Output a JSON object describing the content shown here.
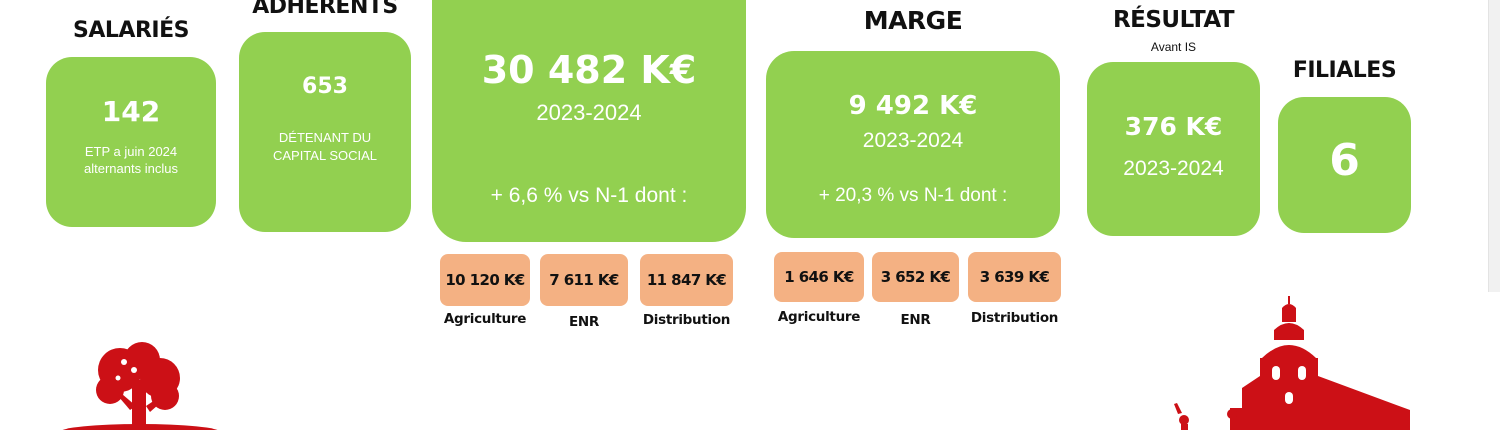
{
  "salaries": {
    "heading": "SALARIÉS",
    "value": "142",
    "line1": "ETP a juin 2024",
    "line2": "alternants inclus"
  },
  "adherents": {
    "heading": "ADHÉRENTS",
    "value": "653",
    "line1": "DÉTENANT DU",
    "line2": "CAPITAL SOCIAL"
  },
  "ca": {
    "value": "30 482 K€",
    "period": "2023-2024",
    "growth": "+ 6,6 % vs N-1 dont :",
    "breakdown": [
      {
        "value": "10 120 K€",
        "label": "Agriculture"
      },
      {
        "value": "7 611 K€",
        "label": "ENR"
      },
      {
        "value": "11 847 K€",
        "label": "Distribution"
      }
    ]
  },
  "marge": {
    "heading": "MARGE",
    "value": "9 492 K€",
    "period": "2023-2024",
    "growth": "+ 20,3 % vs N-1 dont :",
    "breakdown": [
      {
        "value": "1 646 K€",
        "label": "Agriculture"
      },
      {
        "value": "3 652 K€",
        "label": "ENR"
      },
      {
        "value": "3 639 K€",
        "label": "Distribution"
      }
    ]
  },
  "resultat": {
    "heading": "RÉSULTAT",
    "subheading": "Avant IS",
    "value": "376 K€",
    "period": "2023-2024"
  },
  "filiales": {
    "heading": "FILIALES",
    "value": "6"
  },
  "colors": {
    "card": "#92d050",
    "pill": "#f4b183",
    "illustration": "#cc1016"
  },
  "icons": {
    "left": "tree-icon",
    "right": "church-icon"
  }
}
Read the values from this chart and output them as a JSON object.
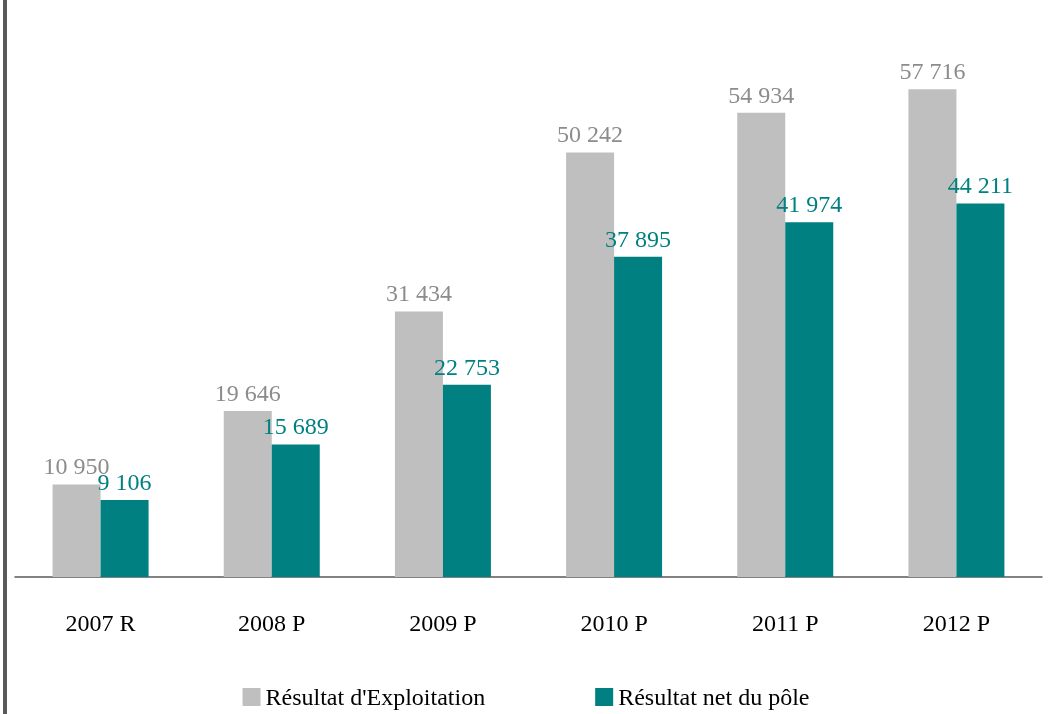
{
  "chart_data": {
    "type": "bar",
    "categories": [
      "2007 R",
      "2008 P",
      "2009 P",
      "2010 P",
      "2011 P",
      "2012 P"
    ],
    "series": [
      {
        "name": "Résultat d'Exploitation",
        "color": "#bfbfbf",
        "values": [
          10950,
          19646,
          31434,
          50242,
          54934,
          57716
        ],
        "value_labels": [
          "10 950",
          "19 646",
          "31 434",
          "50 242",
          "54 934",
          "57 716"
        ]
      },
      {
        "name": "Résultat net du pôle",
        "color": "#008080",
        "values": [
          9106,
          15689,
          22753,
          37895,
          41974,
          44211
        ],
        "value_labels": [
          "9 106",
          "15 689",
          "22 753",
          "37 895",
          "41 974",
          "44 211"
        ]
      }
    ],
    "legend": "bottom"
  }
}
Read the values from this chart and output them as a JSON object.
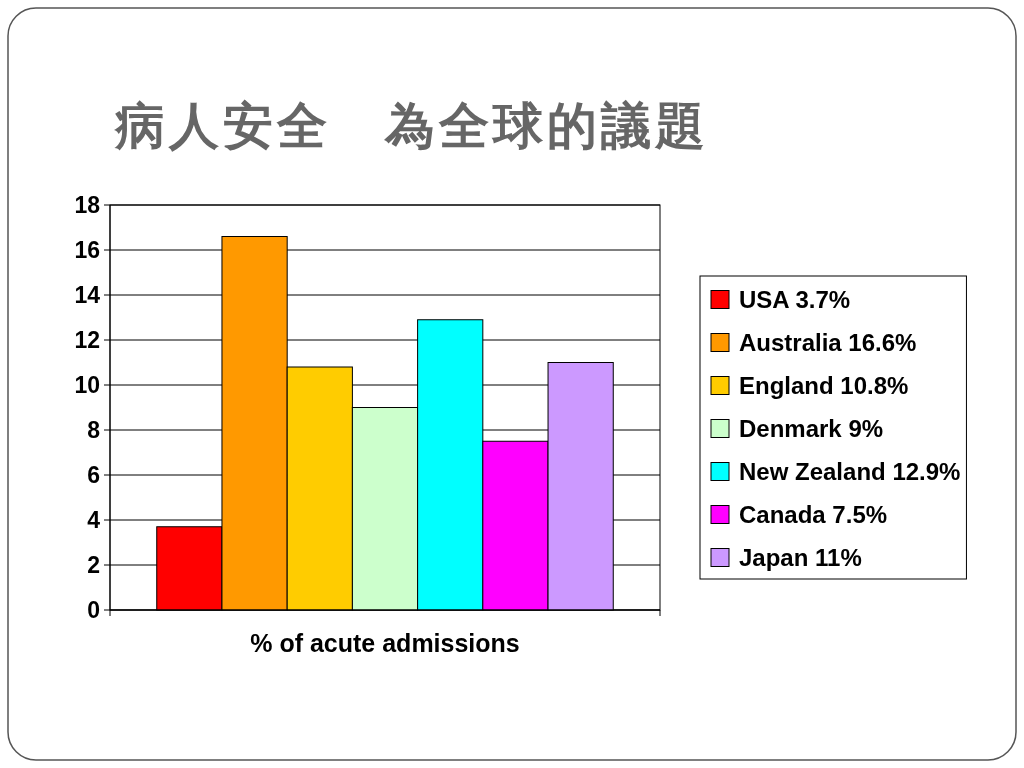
{
  "chart_data": {
    "type": "bar",
    "title": "病人安全　為全球的議題",
    "categories": [
      "% of acute admissions"
    ],
    "series": [
      {
        "name": "USA 3.7%",
        "color": "#ff0000",
        "values": [
          3.7
        ]
      },
      {
        "name": "Australia 16.6%",
        "color": "#ff9900",
        "values": [
          16.6
        ]
      },
      {
        "name": "England 10.8%",
        "color": "#ffcc00",
        "values": [
          10.8
        ]
      },
      {
        "name": "Denmark 9%",
        "color": "#ccffcc",
        "values": [
          9
        ]
      },
      {
        "name": "New Zealand 12.9%",
        "color": "#00ffff",
        "values": [
          12.9
        ]
      },
      {
        "name": "Canada 7.5%",
        "color": "#ff00ff",
        "values": [
          7.5
        ]
      },
      {
        "name": "Japan 11%",
        "color": "#cc99ff",
        "values": [
          11
        ]
      }
    ],
    "ylim": [
      0,
      18
    ],
    "yticks": [
      0,
      2,
      4,
      6,
      8,
      10,
      12,
      14,
      16,
      18
    ],
    "grid": "y",
    "legend": "right"
  }
}
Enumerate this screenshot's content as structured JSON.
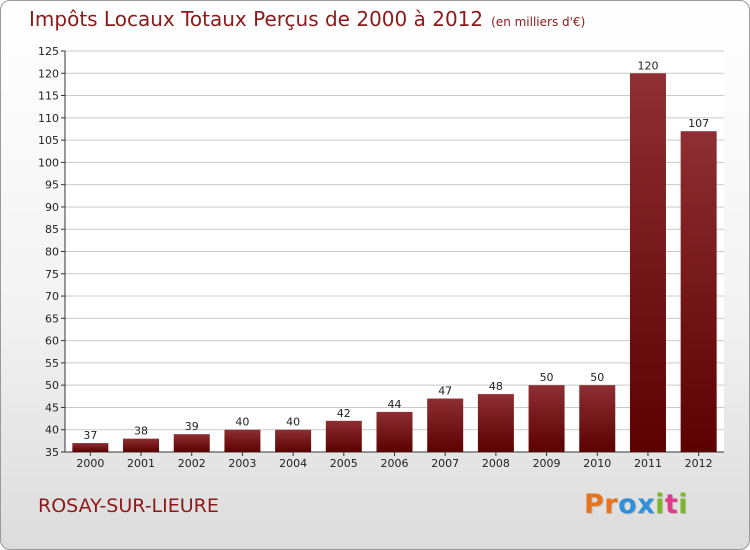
{
  "header": {
    "title": "Impôts Locaux Totaux Perçus de 2000 à 2012",
    "subtitle": "(en milliers d'€)"
  },
  "footer": {
    "commune": "ROSAY-SUR-LIEURE",
    "logo": [
      "P",
      "r",
      "o",
      "x",
      "i",
      "t",
      "i"
    ],
    "logo_colors": [
      "#e8731c",
      "#e8731c",
      "#2f8fd8",
      "#2f8fd8",
      "#7ab829",
      "#e03a8c",
      "#7ab829"
    ]
  },
  "colors": {
    "bar_light": "#8e2f33",
    "bar_dark": "#5c0000",
    "grid": "#c9c9c9",
    "axis": "#333333"
  },
  "chart_data": {
    "type": "bar",
    "title": "Impôts Locaux Totaux Perçus de 2000 à 2012",
    "subtitle": "(en milliers d'€)",
    "categories": [
      "2000",
      "2001",
      "2002",
      "2003",
      "2004",
      "2005",
      "2006",
      "2007",
      "2008",
      "2009",
      "2010",
      "2011",
      "2012"
    ],
    "values": [
      37,
      38,
      39,
      40,
      40,
      42,
      44,
      47,
      48,
      50,
      50,
      120,
      107
    ],
    "data_labels": [
      "37",
      "38",
      "39",
      "40",
      "40",
      "42",
      "44",
      "47",
      "48",
      "50",
      "50",
      "120",
      "107"
    ],
    "ylim": [
      35,
      125
    ],
    "yticks": [
      "35",
      "40",
      "45",
      "50",
      "55",
      "60",
      "65",
      "70",
      "75",
      "80",
      "85",
      "90",
      "95",
      "100",
      "105",
      "110",
      "115",
      "120",
      "125"
    ],
    "grid": true,
    "xlabel": "",
    "ylabel": ""
  }
}
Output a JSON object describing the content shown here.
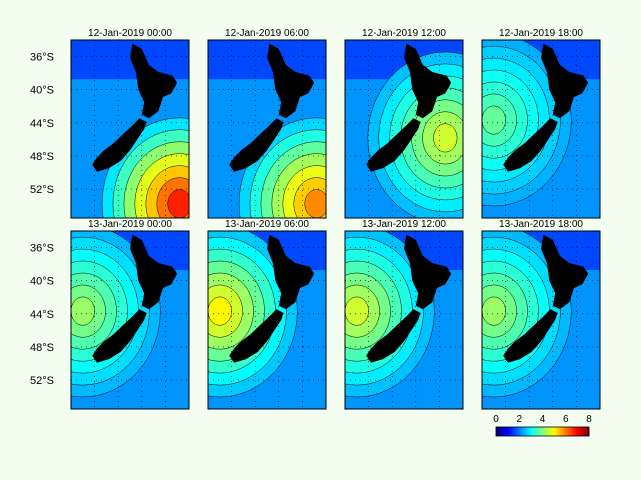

####

> TASK
Filter the listing for the word "subtitle" and copy every line that holds it.

> EXPECTED OUTPUT
    "subtitle": "(en milliers d'€)"
    "subtitle": "(en milliers d'€)",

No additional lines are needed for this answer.